> **Exercise**: Leaving out the pictures, retype all the material exactly.

— Start Provided data —

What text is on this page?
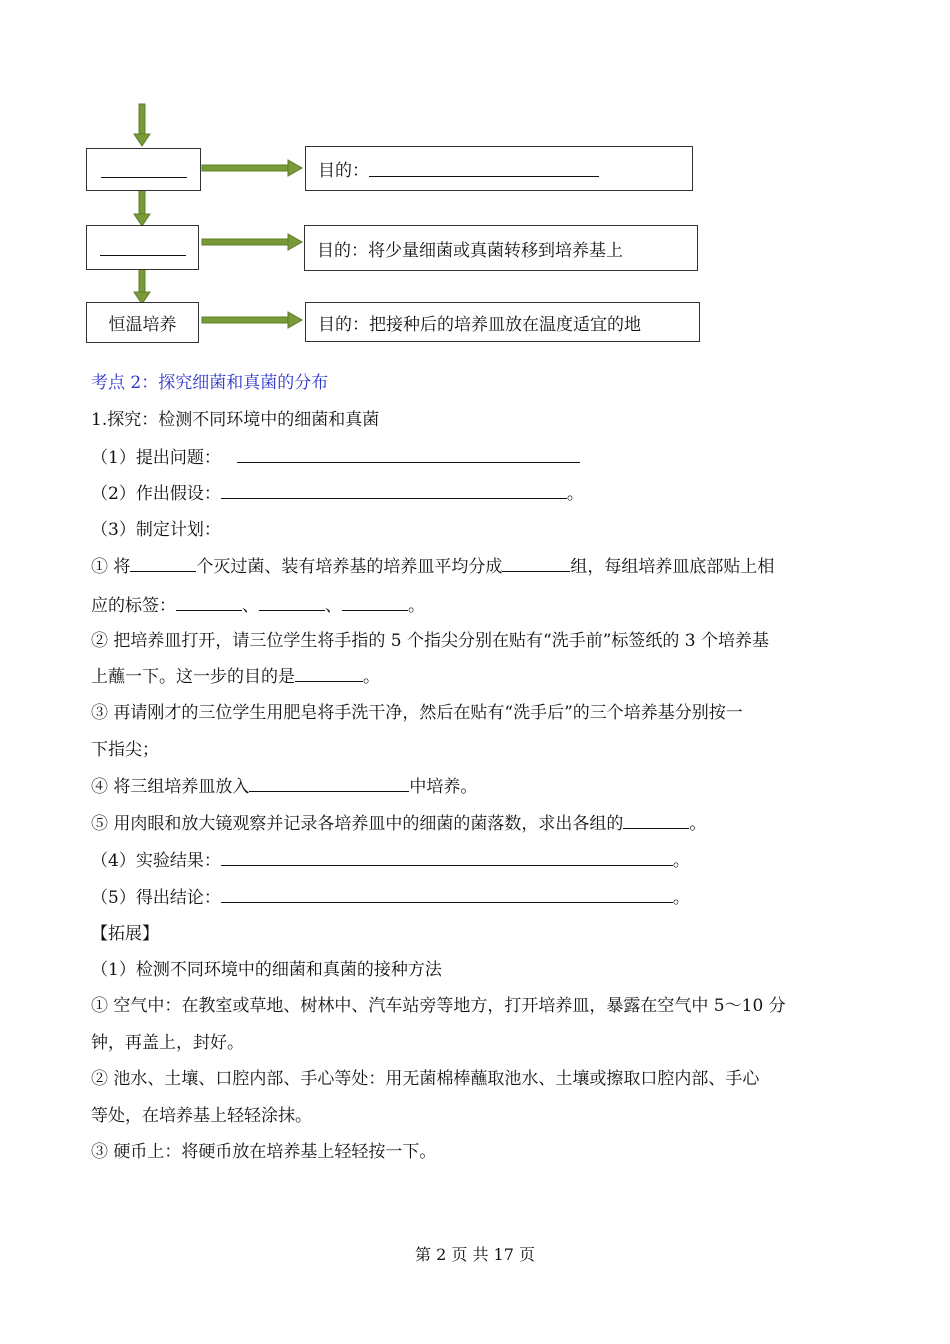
目的：
目的：将少量细菌或真菌转移到培养基上
恒温培养	目的：把接种后的培养皿放在温度适宜的地
考点 2：探究细菌和真菌的分布
1.探究：检测不同环境中的细菌和真菌
（1）提出问题：
（2）作出假设：	。
（3）制定计划：
① 将	个灭过菌、装有培养基的培养皿平均分成	组，每组培养皿底部贴上相
应的标签：	、	、	。
② 把培养皿打开，请三位学生将手指的 5 个指尖分别在贴有“洗手前”标签纸的 3 个培养基
上蘸一下。这一步的目的是	。
③ 再请刚才的三位学生用肥皂将手洗干净，然后在贴有“洗手后”的三个培养基分别按一
下指尖；
④ 将三组培养皿放入	中培养。
⑤ 用肉眼和放大镜观察并记录各培养皿中的细菌的菌落数，求出各组的	。
（4）实验结果：	。
（5）得出结论：	。
【拓展】
（1）检测不同环境中的细菌和真菌的接种方法
① 空气中：在教室或草地、树林中、汽车站旁等地方，打开培养皿，暴露在空气中 5～10 分
钟，再盖上，封好。
② 池水、土壤、口腔内部、手心等处：用无菌棉棒蘸取池水、土壤或擦取口腔内部、手心
等处，在培养基上轻轻涂抹。
③ 硬币上：将硬币放在培养基上轻轻按一下。
第 2 页 共 17 页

— End Provided data —

> **Result of this exercise**:
What text is on this page?
目的：
目的：将少量细菌或真菌转移到培养基上
恒温培养	目的：把接种后的培养皿放在温度适宜的地
考点 2：探究细菌和真菌的分布
1.探究：检测不同环境中的细菌和真菌
（1）提出问题：
（2）作出假设：	。
（3）制定计划：
① 将	个灭过菌、装有培养基的培养皿平均分成	组，每组培养皿底部贴上相
应的标签：	、	、	。
② 把培养皿打开，请三位学生将手指的 5 个指尖分别在贴有“洗手前”标签纸的 3 个培养基
上蘸一下。这一步的目的是	。
③ 再请刚才的三位学生用肥皂将手洗干净，然后在贴有“洗手后”的三个培养基分别按一
下指尖；
④ 将三组培养皿放入	中培养。
⑤ 用肉眼和放大镜观察并记录各培养皿中的细菌的菌落数，求出各组的	。
（4）实验结果：	。
（5）得出结论：	。
【拓展】
（1）检测不同环境中的细菌和真菌的接种方法
① 空气中：在教室或草地、树林中、汽车站旁等地方，打开培养皿，暴露在空气中 5～10 分
钟，再盖上，封好。
② 池水、土壤、口腔内部、手心等处：用无菌棉棒蘸取池水、土壤或擦取口腔内部、手心
等处，在培养基上轻轻涂抹。
③ 硬币上：将硬币放在培养基上轻轻按一下。
第 2 页 共 17 页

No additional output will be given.